> Exercise instructions:
Bring together all lines of the material below that contain the string "median".
################
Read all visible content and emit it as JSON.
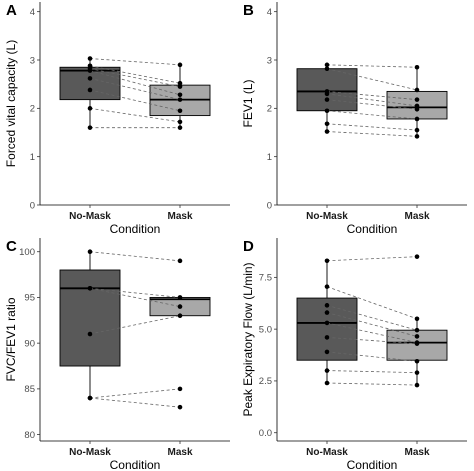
{
  "figure": {
    "background": "#ffffff"
  },
  "colors": {
    "no_mask_box": "#595959",
    "mask_box": "#a8a8a8",
    "line": "#000000",
    "pair_line": "#666666",
    "point": "#000000"
  },
  "chart_data": [
    {
      "panel_label": "A",
      "type": "box",
      "title": "",
      "xlabel": "Condition",
      "ylabel": "Forced vital capacity (L)",
      "categories": [
        "No-Mask",
        "Mask"
      ],
      "ylim": [
        0,
        4.2
      ],
      "yticks": [
        0,
        1,
        2,
        3,
        4
      ],
      "tick_labels": [
        "0",
        "1",
        "2",
        "3",
        "4"
      ],
      "boxes": [
        {
          "category": "No-Mask",
          "whisker_low": 1.6,
          "q1": 2.18,
          "median": 2.78,
          "q3": 2.85,
          "whisker_high": 3.05
        },
        {
          "category": "Mask",
          "whisker_low": 1.6,
          "q1": 1.85,
          "median": 2.18,
          "q3": 2.48,
          "whisker_high": 2.9
        }
      ],
      "pairs": [
        [
          3.03,
          2.9
        ],
        [
          2.88,
          2.52
        ],
        [
          2.82,
          2.45
        ],
        [
          2.78,
          2.28
        ],
        [
          2.62,
          2.18
        ],
        [
          2.38,
          1.95
        ],
        [
          2.0,
          1.72
        ],
        [
          1.6,
          1.6
        ]
      ]
    },
    {
      "panel_label": "B",
      "type": "box",
      "title": "",
      "xlabel": "Condition",
      "ylabel": "FEV1 (L)",
      "categories": [
        "No-Mask",
        "Mask"
      ],
      "ylim": [
        0,
        4.2
      ],
      "yticks": [
        0,
        1,
        2,
        3,
        4
      ],
      "tick_labels": [
        "0",
        "1",
        "2",
        "3",
        "4"
      ],
      "boxes": [
        {
          "category": "No-Mask",
          "whisker_low": 1.52,
          "q1": 1.95,
          "median": 2.35,
          "q3": 2.82,
          "whisker_high": 2.9
        },
        {
          "category": "Mask",
          "whisker_low": 1.42,
          "q1": 1.78,
          "median": 2.02,
          "q3": 2.35,
          "whisker_high": 2.85
        }
      ],
      "pairs": [
        [
          2.9,
          2.85
        ],
        [
          2.82,
          2.38
        ],
        [
          2.35,
          2.18
        ],
        [
          2.3,
          2.05
        ],
        [
          2.18,
          1.98
        ],
        [
          1.95,
          1.78
        ],
        [
          1.68,
          1.55
        ],
        [
          1.52,
          1.42
        ]
      ]
    },
    {
      "panel_label": "C",
      "type": "box",
      "title": "",
      "xlabel": "Condition",
      "ylabel": "FVC/FEV1 ratio",
      "categories": [
        "No-Mask",
        "Mask"
      ],
      "ylim": [
        79.3,
        101.5
      ],
      "yticks": [
        80,
        85,
        90,
        95,
        100
      ],
      "tick_labels": [
        "80",
        "85",
        "90",
        "95",
        "100"
      ],
      "boxes": [
        {
          "category": "No-Mask",
          "whisker_low": 84,
          "q1": 87.5,
          "median": 96,
          "q3": 98,
          "whisker_high": 100
        },
        {
          "category": "Mask",
          "whisker_low": 93,
          "q1": 93,
          "median": 94.8,
          "q3": 95,
          "whisker_high": 95
        }
      ],
      "pairs": [
        [
          100,
          99
        ],
        [
          96,
          95
        ],
        [
          96,
          94
        ],
        [
          91,
          93
        ],
        [
          84,
          85
        ],
        [
          84,
          83
        ]
      ],
      "outliers": [
        {
          "category": "Mask",
          "values": [
            99,
            85,
            83
          ]
        }
      ]
    },
    {
      "panel_label": "D",
      "type": "box",
      "title": "",
      "xlabel": "Condition",
      "ylabel": "Peak Expiratory Flow (L/min)",
      "categories": [
        "No-Mask",
        "Mask"
      ],
      "ylim": [
        -0.4,
        9.4
      ],
      "yticks": [
        0,
        2.5,
        5,
        7.5
      ],
      "tick_labels": [
        "0.0",
        "2.5",
        "5.0",
        "7.5"
      ],
      "boxes": [
        {
          "category": "No-Mask",
          "whisker_low": 2.4,
          "q1": 3.5,
          "median": 5.3,
          "q3": 6.5,
          "whisker_high": 8.3
        },
        {
          "category": "Mask",
          "whisker_low": 2.3,
          "q1": 3.5,
          "median": 4.35,
          "q3": 4.95,
          "whisker_high": 5.5
        }
      ],
      "pairs": [
        [
          8.3,
          8.5
        ],
        [
          7.05,
          5.5
        ],
        [
          6.15,
          4.95
        ],
        [
          5.8,
          4.65
        ],
        [
          5.3,
          4.35
        ],
        [
          4.6,
          4.3
        ],
        [
          3.9,
          3.45
        ],
        [
          3.0,
          2.9
        ],
        [
          2.4,
          2.3
        ]
      ],
      "outliers": [
        {
          "category": "Mask",
          "values": [
            8.5
          ]
        }
      ]
    }
  ]
}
################
> Written answer:
          "median": 2.78,
          "median": 2.18,
          "median": 2.35,
          "median": 2.02,
          "median": 96,
          "median": 94.8,
          "median": 5.3,
          "median": 4.35,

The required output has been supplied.